■ Description of the task: Extract every line of the records below and reproduce each one unchanged, character for character.

"""

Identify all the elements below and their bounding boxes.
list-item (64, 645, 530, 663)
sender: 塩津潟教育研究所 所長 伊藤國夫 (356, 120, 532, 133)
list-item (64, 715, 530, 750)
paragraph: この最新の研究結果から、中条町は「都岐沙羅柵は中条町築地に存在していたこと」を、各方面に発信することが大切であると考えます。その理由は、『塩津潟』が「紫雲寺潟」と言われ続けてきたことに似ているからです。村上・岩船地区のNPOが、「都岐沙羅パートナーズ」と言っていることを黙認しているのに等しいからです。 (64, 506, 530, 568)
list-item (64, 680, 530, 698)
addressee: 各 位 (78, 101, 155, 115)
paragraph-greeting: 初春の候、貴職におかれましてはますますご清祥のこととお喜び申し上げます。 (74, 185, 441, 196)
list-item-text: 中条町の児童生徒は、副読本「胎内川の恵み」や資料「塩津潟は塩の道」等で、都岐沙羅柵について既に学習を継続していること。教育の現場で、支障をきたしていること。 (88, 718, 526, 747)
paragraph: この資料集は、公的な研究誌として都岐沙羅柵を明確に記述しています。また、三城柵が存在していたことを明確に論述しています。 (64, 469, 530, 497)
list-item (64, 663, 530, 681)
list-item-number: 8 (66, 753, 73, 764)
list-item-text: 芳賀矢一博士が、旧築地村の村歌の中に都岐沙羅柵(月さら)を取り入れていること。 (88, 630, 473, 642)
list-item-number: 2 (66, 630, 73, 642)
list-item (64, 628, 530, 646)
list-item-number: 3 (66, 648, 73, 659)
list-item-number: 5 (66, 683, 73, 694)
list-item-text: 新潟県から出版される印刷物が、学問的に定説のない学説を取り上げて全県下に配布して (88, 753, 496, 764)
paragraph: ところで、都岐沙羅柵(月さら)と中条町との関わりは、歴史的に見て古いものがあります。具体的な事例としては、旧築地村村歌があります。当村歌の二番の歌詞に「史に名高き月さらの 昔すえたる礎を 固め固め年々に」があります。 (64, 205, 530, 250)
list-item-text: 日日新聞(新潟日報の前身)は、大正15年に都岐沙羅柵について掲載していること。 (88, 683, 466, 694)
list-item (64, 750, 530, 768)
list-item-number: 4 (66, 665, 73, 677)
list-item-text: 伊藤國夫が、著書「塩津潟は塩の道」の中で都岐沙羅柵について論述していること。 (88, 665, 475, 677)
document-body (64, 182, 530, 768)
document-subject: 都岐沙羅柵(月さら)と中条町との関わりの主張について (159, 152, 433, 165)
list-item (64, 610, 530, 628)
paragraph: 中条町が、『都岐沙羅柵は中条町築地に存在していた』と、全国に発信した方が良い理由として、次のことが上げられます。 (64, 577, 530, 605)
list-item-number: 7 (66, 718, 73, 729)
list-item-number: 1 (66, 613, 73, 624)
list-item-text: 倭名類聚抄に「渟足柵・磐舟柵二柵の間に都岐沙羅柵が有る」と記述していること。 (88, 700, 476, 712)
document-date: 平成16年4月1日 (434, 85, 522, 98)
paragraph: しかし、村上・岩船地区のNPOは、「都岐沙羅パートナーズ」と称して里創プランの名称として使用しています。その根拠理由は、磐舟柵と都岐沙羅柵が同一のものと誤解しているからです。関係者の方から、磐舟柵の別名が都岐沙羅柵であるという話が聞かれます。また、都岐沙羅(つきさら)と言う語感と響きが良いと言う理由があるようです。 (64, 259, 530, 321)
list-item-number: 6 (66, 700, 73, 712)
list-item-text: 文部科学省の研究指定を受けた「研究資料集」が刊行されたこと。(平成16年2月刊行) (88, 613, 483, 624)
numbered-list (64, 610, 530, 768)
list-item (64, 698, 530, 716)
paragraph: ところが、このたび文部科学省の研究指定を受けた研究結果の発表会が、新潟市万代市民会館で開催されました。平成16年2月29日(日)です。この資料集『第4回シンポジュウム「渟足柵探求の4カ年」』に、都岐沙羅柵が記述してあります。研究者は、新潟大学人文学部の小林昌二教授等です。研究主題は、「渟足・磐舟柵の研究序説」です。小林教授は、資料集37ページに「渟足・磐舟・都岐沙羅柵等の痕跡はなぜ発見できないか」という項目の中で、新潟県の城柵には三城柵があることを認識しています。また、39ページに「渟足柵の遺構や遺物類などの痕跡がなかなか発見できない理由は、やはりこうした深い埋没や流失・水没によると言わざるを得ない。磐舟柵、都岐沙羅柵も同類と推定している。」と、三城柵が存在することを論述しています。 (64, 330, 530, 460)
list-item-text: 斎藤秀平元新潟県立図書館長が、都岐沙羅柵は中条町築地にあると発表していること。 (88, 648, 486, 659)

"""

■ Written reply:
Identify all the elements below and their bounding boxes.
list-item (64, 645, 530, 663)
sender: 塩津潟教育研究所 所長 伊藤國夫 (356, 120, 532, 133)
list-item (64, 715, 530, 750)
paragraph: この最新の研究結果から、中条町は「都岐沙羅柵は中条町築地に存在していたこと」を、各方面に発信することが大切であると考えます。その理由は、『塩津潟』が「紫雲寺潟」と言われ続けてきたことに似ているからです。村上・岩船地区のNPOが、「都岐沙羅パートナーズ」と言っていることを黙認しているのに等しいからです。 (64, 506, 530, 568)
list-item (64, 680, 530, 698)
addressee: 各 位 (78, 101, 155, 115)
paragraph-greeting: 初春の候、貴職におかれましてはますますご清祥のこととお喜び申し上げます。 (74, 185, 441, 196)
list-item-text: 中条町の児童生徒は、副読本「胎内川の恵み」や資料「塩津潟は塩の道」等で、都岐沙羅柵について既に学習を継続していること。教育の現場で、支障をきたしていること。 (88, 718, 526, 747)
paragraph: この資料集は、公的な研究誌として都岐沙羅柵を明確に記述しています。また、三城柵が存在していたことを明確に論述しています。 (64, 469, 530, 497)
list-item (64, 663, 530, 681)
list-item-number: 8 (66, 753, 73, 764)
list-item-text: 芳賀矢一博士が、旧築地村の村歌の中に都岐沙羅柵(月さら)を取り入れていること。 (88, 630, 473, 642)
list-item-number: 2 (66, 630, 73, 642)
list-item (64, 628, 530, 646)
list-item-number: 3 (66, 648, 73, 659)
list-item-number: 5 (66, 683, 73, 694)
list-item-text: 新潟県から出版される印刷物が、学問的に定説のない学説を取り上げて全県下に配布して (88, 753, 496, 764)
paragraph: ところで、都岐沙羅柵(月さら)と中条町との関わりは、歴史的に見て古いものがあります。具体的な事例としては、旧築地村村歌があります。当村歌の二番の歌詞に「史に名高き月さらの 昔すえたる礎を 固め固め年々に」があります。 (64, 205, 530, 250)
list-item-text: 日日新聞(新潟日報の前身)は、大正15年に都岐沙羅柵について掲載していること。 (88, 683, 466, 694)
list-item (64, 750, 530, 768)
list-item-number: 4 (66, 665, 73, 677)
list-item-text: 伊藤國夫が、著書「塩津潟は塩の道」の中で都岐沙羅柵について論述していること。 (88, 665, 475, 677)
document-body (64, 182, 530, 768)
document-subject: 都岐沙羅柵(月さら)と中条町との関わりの主張について (159, 152, 433, 165)
list-item (64, 610, 530, 628)
paragraph: 中条町が、『都岐沙羅柵は中条町築地に存在していた』と、全国に発信した方が良い理由として、次のことが上げられます。 (64, 577, 530, 605)
list-item-number: 7 (66, 718, 73, 729)
list-item-number: 1 (66, 613, 73, 624)
list-item-text: 倭名類聚抄に「渟足柵・磐舟柵二柵の間に都岐沙羅柵が有る」と記述していること。 (88, 700, 476, 712)
document-date: 平成16年4月1日 (434, 85, 522, 98)
paragraph: しかし、村上・岩船地区のNPOは、「都岐沙羅パートナーズ」と称して里創プランの名称として使用しています。その根拠理由は、磐舟柵と都岐沙羅柵が同一のものと誤解しているからです。関係者の方から、磐舟柵の別名が都岐沙羅柵であるという話が聞かれます。また、都岐沙羅(つきさら)と言う語感と響きが良いと言う理由があるようです。 (64, 259, 530, 321)
list-item-number: 6 (66, 700, 73, 712)
list-item-text: 文部科学省の研究指定を受けた「研究資料集」が刊行されたこと。(平成16年2月刊行) (88, 613, 483, 624)
numbered-list (64, 610, 530, 768)
list-item (64, 698, 530, 716)
paragraph: ところが、このたび文部科学省の研究指定を受けた研究結果の発表会が、新潟市万代市民会館で開催されました。平成16年2月29日(日)です。この資料集『第4回シンポジュウム「渟足柵探求の4カ年」』に、都岐沙羅柵が記述してあります。研究者は、新潟大学人文学部の小林昌二教授等です。研究主題は、「渟足・磐舟柵の研究序説」です。小林教授は、資料集37ページに「渟足・磐舟・都岐沙羅柵等の痕跡はなぜ発見できないか」という項目の中で、新潟県の城柵には三城柵があることを認識しています。また、39ページに「渟足柵の遺構や遺物類などの痕跡がなかなか発見できない理由は、やはりこうした深い埋没や流失・水没によると言わざるを得ない。磐舟柵、都岐沙羅柵も同類と推定している。」と、三城柵が存在することを論述しています。 (64, 330, 530, 460)
list-item-text: 斎藤秀平元新潟県立図書館長が、都岐沙羅柵は中条町築地にあると発表していること。 (88, 648, 486, 659)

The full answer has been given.